Task instructions: Reproduce word for word the passage of the text on honoring departed loved ones between "The man then" and "final months together.", inclusive.

Text:
════════

How To Truly Honor Our Departed Loved Ones
I attended a service recently at the local spiritualist centre that I found particularly meaningful. One of the spirit messages channeled by a visiting medium was for a recently bereaved man in the congregation. The grieving gentleman had been dealing with many mixed emotions since the passing of his spouse.
At first the medium provided the man with undeniable evidence that it was indeed his late wife who was making contact. She relayed several factual details and personal memories that only the man and his wife could possibly know of. This was especially evident from the amazed expression on his face in reaction to everything the medium was saying.
The deceased wife then admitted to being somewhat of a ‘firecracker’ during their 50-year marriage. She further confessed that towards the end of her life she had become especially difficult to deal with and said many hurtful things to him. She acknowledged that despite her unkind behavior he consistently remained patient with her and thanked him for his kindness and forbearance.
The man then confirmed that his late wife had suffered a series of mini-strokes that altered her mental state. She had also been prescribed medication that further affected her mood and behavior in a negative way. The wife then asked for his forgiveness and encouraged him to stop focusing so much on the negative memories of their final months together.
“She is asking you to please think more often of your special moments together,” said the medium.
When you are sorrowful look again in your heart, and you shall see that in truth you are weeping for that which has been your delight ~ Kahlil Gibran
It will never cease to amaze me how just one simple message from spirit can have such a profound effect on everyone who hears it. This message was very meaningful to me personally, as I had gone through a similar experience in my own life. In fact, a trusted medium gave me the same kind of message a few years ago, after the passing of a loved one.
It is something that happens to many folks, if prior to the passing of a loved one there are some ‘not-so-loving’ moments in our interactions with them. Feelings of hurt, disappointment and even resentment can then complicate our grief after their passing. Grieving the loss of a loved one is very difficult as it is, without it being made worse by mixed feelings of anger, resentment, regret, or guilt.
Personally, I found choosing to focus on the shared love, the good times, and the happy memories, helps tremendously. I also discovered that we can help our loved ones on the other side with their life review and karmic reconciliation by processing our grief in a constructive way. It is vital to ultimately find inner peace and acceptance by forgiving them, as well as ourselves.
This is why you often hear in mediumship readings loved ones asking to be remembered at their best. The truth is, that is how they are now that they have returned to the spirit realm. In spirit, our loved ones are loving, peaceful, happy, and flourishing.

════════

Extracted data entries:
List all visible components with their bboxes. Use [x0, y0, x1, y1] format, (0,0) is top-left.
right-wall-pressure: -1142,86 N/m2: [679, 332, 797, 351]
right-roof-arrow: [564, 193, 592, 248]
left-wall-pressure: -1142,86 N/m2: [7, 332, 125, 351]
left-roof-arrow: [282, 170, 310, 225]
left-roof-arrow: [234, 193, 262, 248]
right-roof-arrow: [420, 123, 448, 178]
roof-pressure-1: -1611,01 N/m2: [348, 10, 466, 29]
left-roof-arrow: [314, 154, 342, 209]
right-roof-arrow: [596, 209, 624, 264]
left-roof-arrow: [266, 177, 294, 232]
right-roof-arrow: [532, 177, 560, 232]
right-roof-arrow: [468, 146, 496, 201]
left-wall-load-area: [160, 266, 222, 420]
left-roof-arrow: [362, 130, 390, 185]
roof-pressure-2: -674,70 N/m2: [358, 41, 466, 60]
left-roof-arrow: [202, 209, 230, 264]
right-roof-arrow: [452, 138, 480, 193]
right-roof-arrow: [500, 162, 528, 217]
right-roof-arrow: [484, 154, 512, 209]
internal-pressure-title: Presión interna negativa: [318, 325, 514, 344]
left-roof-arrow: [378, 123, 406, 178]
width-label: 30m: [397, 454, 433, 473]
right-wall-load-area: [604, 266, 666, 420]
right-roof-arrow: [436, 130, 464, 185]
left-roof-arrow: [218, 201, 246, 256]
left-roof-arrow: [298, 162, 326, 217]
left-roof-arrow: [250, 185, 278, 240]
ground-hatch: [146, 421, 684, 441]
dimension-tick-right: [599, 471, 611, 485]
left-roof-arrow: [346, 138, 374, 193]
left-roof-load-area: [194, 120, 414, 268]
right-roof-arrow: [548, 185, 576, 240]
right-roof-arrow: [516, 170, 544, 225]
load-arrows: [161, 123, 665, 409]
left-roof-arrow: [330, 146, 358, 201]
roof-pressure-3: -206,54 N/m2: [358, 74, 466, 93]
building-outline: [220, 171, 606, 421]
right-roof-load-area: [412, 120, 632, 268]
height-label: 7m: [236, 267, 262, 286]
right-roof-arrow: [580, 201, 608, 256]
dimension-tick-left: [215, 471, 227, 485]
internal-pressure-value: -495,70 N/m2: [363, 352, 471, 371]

════════

Answer to this exercise:
The man then confirmed that his late wife had suffered a series of mini-strokes that altered her mental state. She had also been prescribed medication that further affected her mood and behavior in a negative way. The wife then asked for his forgiveness and encouraged him to stop focusing so much on the negative memories of their final months together.